▸ GOAL OF THE EXERCISE
Look for the string "degli" and copy every line that has it.

## BEGIN RECORD EXCERPTS

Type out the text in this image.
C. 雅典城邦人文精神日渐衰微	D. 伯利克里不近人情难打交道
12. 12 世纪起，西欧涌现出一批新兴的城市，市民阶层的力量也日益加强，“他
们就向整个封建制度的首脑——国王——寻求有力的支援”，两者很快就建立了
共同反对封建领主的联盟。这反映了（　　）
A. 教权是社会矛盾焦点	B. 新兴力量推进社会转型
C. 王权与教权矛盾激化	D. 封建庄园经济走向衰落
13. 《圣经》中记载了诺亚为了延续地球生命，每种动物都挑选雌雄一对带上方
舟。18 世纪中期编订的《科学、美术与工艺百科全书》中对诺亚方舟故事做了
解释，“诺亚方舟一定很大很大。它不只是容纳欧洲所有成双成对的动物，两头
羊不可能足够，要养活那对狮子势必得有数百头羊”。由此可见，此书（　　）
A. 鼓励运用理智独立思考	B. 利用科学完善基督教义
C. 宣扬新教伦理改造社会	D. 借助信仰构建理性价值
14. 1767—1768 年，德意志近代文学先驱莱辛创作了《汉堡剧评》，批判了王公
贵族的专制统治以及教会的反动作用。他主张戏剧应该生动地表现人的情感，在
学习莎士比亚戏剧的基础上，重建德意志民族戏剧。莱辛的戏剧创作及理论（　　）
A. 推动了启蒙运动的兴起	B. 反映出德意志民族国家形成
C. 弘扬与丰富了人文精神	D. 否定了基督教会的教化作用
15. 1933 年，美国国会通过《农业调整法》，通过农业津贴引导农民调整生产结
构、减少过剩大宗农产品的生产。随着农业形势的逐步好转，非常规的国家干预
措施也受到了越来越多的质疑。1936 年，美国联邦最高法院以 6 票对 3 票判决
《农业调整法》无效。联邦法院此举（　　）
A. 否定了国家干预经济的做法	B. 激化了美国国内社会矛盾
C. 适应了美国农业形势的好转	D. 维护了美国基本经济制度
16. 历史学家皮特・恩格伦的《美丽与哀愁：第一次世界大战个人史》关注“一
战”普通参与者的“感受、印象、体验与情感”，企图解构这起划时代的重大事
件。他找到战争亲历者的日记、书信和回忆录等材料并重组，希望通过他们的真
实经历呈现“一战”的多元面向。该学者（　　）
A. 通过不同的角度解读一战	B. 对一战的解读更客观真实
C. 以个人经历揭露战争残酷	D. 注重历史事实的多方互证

## END RECORD EXCERPTS
## BEGIN RECORD EXCERPTS

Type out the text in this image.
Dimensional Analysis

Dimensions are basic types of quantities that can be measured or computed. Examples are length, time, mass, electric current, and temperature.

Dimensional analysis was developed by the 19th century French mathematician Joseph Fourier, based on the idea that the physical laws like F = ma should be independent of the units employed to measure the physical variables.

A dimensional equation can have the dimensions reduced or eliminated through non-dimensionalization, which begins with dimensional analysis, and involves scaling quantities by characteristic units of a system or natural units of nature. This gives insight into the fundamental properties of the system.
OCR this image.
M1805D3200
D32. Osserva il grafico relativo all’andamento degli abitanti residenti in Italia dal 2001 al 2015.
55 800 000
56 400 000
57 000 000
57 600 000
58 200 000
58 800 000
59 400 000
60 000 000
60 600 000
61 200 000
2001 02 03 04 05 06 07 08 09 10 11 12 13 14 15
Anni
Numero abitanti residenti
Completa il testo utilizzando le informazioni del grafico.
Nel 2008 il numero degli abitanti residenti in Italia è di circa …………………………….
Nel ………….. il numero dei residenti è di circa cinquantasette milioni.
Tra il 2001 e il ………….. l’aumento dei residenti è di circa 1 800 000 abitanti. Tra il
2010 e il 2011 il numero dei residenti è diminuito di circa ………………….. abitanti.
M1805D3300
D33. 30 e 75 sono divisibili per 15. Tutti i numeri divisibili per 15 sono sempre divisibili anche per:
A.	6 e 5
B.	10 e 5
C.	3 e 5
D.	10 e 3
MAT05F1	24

## END RECORD EXCERPTS

▸ EXERCISE OUTPUT
D32. Osserva il grafico relativo all’andamento degli abitanti residenti in Italia dal 2001 al 2015.
Nel 2008 il numero degli abitanti residenti in Italia è di circa …………………………….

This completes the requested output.